### Exercise instructions
Copy the lines holding the word "ylabel", all of them.

### Entries with figure data

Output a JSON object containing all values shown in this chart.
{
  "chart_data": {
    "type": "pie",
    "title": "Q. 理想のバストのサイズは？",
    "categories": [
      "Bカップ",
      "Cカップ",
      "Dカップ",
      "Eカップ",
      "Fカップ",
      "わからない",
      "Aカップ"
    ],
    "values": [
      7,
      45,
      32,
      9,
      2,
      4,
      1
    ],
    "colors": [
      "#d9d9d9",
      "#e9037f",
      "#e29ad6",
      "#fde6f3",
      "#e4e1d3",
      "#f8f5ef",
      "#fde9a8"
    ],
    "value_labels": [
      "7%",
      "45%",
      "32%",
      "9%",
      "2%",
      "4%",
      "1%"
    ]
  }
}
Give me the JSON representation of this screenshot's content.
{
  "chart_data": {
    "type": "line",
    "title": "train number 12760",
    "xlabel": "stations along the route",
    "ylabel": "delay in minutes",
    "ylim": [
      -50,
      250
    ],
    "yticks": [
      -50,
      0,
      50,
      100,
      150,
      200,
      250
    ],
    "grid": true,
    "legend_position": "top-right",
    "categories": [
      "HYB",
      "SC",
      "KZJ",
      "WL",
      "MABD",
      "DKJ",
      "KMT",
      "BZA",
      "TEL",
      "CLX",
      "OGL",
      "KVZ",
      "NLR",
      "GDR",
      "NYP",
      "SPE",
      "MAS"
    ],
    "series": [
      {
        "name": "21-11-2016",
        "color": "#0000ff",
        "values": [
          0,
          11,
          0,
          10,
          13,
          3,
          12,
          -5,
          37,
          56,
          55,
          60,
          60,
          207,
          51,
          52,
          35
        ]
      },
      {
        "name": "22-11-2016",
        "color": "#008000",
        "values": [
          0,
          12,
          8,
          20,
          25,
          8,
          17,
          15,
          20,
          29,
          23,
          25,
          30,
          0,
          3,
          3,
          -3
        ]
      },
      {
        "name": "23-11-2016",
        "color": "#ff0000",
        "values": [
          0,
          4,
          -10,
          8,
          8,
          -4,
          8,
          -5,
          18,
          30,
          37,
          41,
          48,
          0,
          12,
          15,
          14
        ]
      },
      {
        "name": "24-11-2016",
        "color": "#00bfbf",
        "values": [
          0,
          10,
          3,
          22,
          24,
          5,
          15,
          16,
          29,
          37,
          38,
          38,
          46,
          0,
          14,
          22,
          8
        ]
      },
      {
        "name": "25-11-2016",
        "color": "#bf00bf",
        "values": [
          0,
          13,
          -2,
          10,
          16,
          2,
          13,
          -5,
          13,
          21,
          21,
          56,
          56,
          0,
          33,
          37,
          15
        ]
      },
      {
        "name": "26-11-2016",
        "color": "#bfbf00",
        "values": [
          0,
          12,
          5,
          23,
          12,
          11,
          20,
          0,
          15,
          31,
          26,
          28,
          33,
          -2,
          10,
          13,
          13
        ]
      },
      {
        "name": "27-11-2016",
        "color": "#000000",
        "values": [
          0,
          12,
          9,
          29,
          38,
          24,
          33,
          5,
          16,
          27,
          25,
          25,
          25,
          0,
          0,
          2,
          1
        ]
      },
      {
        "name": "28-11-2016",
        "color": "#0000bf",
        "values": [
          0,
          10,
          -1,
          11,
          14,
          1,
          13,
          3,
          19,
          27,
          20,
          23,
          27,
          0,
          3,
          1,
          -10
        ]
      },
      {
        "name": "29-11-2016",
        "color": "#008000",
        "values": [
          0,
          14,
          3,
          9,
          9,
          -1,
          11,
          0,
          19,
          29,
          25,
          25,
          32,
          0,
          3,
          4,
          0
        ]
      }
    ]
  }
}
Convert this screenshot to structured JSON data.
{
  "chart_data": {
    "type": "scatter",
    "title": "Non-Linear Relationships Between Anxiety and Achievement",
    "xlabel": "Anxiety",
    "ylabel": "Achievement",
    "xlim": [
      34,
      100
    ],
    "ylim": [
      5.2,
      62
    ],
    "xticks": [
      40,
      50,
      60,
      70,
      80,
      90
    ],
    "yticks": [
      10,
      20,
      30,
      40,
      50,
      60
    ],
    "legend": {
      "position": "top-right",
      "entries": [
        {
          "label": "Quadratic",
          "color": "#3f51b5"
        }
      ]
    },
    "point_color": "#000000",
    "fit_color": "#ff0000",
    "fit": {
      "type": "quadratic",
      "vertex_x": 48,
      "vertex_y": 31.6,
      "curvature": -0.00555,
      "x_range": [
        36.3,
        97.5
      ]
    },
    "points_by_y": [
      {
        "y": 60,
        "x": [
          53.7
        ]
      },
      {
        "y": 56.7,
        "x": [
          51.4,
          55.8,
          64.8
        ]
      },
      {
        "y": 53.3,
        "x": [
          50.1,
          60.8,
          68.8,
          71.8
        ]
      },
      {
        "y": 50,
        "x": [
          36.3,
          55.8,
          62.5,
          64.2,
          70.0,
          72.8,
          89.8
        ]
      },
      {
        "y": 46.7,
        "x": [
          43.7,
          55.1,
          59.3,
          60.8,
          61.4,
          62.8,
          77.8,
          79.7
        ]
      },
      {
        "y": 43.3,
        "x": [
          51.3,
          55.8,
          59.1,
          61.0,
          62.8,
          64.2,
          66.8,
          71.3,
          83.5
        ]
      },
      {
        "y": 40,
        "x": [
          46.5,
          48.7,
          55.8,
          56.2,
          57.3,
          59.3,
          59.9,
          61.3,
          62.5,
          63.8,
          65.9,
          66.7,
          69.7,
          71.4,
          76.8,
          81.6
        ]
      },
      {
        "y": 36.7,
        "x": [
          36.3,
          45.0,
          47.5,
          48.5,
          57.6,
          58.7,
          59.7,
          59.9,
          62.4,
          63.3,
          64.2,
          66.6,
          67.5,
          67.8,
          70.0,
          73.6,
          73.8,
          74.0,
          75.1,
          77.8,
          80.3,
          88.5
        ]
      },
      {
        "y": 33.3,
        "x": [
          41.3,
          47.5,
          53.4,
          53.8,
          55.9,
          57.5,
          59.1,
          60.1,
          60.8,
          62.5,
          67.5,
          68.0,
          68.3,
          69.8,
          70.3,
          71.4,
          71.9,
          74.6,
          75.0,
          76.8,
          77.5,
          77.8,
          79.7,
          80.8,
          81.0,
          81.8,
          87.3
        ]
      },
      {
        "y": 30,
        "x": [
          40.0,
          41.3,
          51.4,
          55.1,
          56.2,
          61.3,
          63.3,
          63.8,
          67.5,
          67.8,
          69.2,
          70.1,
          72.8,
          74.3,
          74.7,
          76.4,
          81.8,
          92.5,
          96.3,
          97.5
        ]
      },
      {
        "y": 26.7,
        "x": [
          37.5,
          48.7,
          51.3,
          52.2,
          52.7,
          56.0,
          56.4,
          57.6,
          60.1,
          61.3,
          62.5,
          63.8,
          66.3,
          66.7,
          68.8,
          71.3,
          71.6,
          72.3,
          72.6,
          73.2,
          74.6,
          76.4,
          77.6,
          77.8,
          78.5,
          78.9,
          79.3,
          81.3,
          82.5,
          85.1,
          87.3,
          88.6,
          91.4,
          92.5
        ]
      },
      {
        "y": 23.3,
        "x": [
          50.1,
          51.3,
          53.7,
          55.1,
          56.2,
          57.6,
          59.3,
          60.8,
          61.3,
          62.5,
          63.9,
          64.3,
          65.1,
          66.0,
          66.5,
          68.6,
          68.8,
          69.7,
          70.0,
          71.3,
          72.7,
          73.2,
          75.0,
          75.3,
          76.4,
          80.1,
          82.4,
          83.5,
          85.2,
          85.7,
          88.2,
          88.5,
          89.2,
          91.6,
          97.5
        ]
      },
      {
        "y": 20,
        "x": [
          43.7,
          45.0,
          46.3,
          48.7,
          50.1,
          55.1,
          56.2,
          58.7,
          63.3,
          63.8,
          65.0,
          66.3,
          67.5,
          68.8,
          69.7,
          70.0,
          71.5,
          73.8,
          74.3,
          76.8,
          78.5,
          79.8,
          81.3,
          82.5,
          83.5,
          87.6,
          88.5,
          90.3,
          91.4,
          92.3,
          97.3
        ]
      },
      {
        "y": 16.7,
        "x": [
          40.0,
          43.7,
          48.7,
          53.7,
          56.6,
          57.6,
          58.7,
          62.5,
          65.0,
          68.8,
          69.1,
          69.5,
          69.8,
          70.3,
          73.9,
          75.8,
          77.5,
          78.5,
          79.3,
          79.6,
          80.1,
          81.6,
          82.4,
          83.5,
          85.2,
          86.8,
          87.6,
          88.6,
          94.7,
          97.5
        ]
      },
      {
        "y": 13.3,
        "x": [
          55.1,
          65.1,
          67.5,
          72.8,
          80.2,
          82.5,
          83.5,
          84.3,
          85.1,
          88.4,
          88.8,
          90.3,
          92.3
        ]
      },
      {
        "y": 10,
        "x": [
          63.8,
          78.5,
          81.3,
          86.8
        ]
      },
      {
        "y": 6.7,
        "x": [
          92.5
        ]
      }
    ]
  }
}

### Expected output
    "ylabel": "delay in minutes",
    "ylabel": "Achievement",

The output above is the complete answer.